● EXERCISE DETAILS: In the critique of multimorbidity measures below, what years do the measures included in the review span?

We note three major concerns. First, we are concerned about the need for a more comprehensive and deeper appraisal of the literature prior to making inferences about the quality and validity of measures and whether they are recommended for use. In our opinion, the authors failed to accomplish this goal.
Validation and direct comparisons with existing metrics are critically important for the development of a new measure. Several investigators published subsequent articles to their index papers to demonstrate generalizability and validity. Many studies were added to an appendix but incompletely incorporated into the manuscript results and recommendations. Further, many articles were omitted or inadequately summarized. Thus, conclusions in sections such as “Usage, performance, and validation” and “Recommendations for index selection” are based on incomplete or incorrect data.
Second, additional criteria should be factored in “Recommendations for index selection” such as:
• Participant characteristics - age (all vs. older adults), sex (to include sex-specific conditions), sample size (for robust estimates of less prevalent and underreported conditions), nationally-representative sample for generalizability.
• Number and type of conditions assessed - most measures include prevalent conditions while a few encompass a large inventory including less common but highly impactful conditions.
• Time period conditions assessed – to account for secular trends, therapeutic and diagnostic advances spanning 50 years for measures included in this review (1968-2017).
• Measurement of outcomes assessed – validity, specific measure (e.g., health-related quality of life (HRQOL) and physical functioning also have numerous measures whose strengths and limitations can be debated).
• Distribution of multimorbidity captured by the measure – we reported left-censoring of mortality-based comorbidity measures generalized to multimorbidity measurement in young through older community-dwelling adults(2) and Medicare beneficiaries aged 65 years and older with high multimorbidity(3).
These criteria would help researchers understand context, intended utility, and potential harm when measures are extended to outcomes and populations beyond the development cohorts. For example, measures developed to predict inpatient mortality(4) have been generalized to HRQOL(5) and physical functioning despite being poorly suited for this(2, 6).

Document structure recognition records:

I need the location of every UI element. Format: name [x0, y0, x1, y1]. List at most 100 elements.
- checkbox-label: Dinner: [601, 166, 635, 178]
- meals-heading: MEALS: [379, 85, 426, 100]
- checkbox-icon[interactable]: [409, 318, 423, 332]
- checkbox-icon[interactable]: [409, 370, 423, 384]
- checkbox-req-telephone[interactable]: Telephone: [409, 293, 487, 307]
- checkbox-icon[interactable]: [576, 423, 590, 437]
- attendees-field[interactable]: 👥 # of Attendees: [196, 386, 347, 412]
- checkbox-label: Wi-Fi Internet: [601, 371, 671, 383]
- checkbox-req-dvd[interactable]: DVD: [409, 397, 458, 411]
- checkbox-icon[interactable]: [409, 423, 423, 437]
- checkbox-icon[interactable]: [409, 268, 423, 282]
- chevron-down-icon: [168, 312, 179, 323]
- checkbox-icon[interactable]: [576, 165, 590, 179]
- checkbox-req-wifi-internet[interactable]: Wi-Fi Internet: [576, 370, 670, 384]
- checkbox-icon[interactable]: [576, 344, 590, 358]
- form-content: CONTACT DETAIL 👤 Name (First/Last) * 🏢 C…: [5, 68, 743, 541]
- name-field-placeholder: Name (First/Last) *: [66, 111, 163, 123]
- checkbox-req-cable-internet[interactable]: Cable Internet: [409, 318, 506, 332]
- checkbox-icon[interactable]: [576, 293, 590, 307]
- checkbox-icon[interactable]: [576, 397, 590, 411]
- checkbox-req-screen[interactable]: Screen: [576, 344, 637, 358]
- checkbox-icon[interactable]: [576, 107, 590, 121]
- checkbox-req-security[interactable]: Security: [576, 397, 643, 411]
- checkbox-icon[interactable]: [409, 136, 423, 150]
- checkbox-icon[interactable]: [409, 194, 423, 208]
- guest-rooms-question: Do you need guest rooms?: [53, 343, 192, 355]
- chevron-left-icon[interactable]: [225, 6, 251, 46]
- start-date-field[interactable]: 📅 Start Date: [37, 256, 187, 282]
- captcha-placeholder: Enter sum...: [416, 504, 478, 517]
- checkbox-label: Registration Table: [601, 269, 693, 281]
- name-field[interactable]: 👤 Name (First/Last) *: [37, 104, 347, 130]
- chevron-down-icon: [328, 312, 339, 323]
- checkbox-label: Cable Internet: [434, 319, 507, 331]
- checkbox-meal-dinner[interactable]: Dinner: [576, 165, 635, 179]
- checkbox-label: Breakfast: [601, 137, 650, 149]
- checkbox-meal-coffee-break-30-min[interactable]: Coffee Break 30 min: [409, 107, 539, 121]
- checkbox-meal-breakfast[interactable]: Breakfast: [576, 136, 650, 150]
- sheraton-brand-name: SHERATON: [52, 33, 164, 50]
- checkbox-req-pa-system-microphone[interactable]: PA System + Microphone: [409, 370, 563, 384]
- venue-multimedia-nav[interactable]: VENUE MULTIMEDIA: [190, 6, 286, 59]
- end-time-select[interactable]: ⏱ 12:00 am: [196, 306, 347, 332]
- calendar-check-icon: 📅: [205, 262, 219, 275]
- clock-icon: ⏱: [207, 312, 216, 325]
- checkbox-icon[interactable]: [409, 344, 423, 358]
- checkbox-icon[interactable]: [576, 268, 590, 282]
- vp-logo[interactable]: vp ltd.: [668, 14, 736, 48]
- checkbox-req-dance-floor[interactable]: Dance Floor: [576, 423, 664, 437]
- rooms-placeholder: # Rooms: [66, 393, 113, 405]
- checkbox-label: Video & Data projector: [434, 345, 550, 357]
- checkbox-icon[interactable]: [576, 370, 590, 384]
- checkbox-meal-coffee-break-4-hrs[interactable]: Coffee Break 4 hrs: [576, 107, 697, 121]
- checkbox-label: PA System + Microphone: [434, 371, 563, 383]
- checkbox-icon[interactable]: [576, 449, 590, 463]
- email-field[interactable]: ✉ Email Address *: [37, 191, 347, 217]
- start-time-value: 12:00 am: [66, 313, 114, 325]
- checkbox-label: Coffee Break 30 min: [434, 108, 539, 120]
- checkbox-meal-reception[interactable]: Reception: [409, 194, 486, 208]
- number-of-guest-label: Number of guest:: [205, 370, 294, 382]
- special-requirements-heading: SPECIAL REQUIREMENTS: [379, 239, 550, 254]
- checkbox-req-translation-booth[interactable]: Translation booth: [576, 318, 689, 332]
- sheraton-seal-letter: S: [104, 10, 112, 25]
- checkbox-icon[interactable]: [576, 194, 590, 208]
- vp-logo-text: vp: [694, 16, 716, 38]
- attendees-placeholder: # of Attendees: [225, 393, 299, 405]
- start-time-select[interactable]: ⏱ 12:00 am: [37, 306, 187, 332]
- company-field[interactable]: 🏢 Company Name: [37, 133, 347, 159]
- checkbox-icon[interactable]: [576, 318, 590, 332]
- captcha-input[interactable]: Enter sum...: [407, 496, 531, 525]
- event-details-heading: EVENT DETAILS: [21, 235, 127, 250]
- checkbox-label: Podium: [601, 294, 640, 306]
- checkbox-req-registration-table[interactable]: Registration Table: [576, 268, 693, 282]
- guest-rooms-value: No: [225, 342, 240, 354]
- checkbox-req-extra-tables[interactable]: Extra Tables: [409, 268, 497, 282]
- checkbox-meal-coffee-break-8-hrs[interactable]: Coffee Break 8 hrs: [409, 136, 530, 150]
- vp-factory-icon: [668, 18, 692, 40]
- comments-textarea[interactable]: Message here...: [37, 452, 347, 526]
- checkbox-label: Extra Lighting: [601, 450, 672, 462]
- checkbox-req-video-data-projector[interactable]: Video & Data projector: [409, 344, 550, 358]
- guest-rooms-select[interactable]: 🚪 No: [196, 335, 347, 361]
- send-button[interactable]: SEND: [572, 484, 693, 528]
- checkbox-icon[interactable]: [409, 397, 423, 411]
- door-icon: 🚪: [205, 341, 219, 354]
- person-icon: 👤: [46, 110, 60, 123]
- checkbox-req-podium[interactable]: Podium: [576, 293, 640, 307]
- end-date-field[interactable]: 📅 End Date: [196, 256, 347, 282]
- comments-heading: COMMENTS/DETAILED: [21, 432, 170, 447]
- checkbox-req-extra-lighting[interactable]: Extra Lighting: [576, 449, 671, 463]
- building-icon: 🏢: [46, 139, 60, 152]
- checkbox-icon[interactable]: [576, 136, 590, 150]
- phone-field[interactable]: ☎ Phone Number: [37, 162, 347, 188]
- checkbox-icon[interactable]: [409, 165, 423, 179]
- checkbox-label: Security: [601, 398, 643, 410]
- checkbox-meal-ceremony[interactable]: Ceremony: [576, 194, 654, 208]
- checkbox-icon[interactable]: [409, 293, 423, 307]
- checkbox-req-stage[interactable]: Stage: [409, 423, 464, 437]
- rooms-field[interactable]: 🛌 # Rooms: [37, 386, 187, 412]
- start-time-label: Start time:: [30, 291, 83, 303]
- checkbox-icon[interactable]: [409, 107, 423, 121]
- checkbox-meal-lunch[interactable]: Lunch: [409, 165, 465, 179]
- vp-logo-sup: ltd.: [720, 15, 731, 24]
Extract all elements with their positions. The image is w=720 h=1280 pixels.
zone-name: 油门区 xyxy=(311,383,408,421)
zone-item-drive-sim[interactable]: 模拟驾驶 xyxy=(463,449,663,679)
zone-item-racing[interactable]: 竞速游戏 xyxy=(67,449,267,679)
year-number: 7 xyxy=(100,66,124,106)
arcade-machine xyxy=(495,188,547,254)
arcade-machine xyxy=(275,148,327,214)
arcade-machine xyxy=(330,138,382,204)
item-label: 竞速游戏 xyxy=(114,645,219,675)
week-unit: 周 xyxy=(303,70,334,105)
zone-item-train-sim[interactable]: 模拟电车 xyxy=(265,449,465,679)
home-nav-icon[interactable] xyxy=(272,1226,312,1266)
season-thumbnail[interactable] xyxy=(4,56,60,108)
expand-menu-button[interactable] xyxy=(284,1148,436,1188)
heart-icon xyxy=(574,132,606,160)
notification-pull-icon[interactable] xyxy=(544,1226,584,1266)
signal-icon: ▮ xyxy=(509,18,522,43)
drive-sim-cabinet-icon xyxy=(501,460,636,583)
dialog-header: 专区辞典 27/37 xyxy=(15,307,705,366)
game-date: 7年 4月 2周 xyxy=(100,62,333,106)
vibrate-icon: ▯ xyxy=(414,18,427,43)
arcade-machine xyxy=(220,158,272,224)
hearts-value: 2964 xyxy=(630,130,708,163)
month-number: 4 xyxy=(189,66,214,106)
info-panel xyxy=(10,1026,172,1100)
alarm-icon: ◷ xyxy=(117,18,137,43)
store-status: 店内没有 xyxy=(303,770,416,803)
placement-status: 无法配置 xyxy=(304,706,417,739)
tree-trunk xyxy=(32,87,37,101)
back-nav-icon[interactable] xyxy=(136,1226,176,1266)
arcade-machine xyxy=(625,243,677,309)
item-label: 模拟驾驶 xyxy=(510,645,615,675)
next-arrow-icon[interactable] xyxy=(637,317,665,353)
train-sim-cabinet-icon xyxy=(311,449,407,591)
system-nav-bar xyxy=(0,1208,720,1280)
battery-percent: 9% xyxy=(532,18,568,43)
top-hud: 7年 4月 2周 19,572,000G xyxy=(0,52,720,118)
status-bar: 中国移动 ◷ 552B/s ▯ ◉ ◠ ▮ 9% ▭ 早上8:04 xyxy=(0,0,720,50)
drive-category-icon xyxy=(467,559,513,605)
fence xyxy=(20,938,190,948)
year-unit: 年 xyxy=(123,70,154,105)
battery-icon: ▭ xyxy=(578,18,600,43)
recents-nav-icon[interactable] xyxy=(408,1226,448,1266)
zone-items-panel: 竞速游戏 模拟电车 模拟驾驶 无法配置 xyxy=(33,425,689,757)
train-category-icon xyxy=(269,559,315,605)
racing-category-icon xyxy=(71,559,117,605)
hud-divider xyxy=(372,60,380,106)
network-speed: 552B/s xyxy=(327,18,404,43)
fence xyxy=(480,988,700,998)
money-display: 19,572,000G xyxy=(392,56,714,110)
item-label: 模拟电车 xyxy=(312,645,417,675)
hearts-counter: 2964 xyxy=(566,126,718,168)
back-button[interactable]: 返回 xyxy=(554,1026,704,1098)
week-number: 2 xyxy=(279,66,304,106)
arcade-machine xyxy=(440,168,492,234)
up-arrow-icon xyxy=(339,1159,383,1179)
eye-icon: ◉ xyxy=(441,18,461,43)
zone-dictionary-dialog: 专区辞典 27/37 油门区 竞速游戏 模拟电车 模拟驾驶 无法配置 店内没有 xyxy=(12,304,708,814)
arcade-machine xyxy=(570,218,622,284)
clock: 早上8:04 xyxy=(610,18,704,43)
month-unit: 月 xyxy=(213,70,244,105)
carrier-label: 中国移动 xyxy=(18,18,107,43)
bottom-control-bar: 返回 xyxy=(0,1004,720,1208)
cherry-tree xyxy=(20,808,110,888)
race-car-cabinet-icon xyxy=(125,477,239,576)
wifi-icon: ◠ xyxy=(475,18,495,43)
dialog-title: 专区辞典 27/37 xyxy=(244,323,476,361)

● REPLY: 1968 to 2017, a span of 50 years.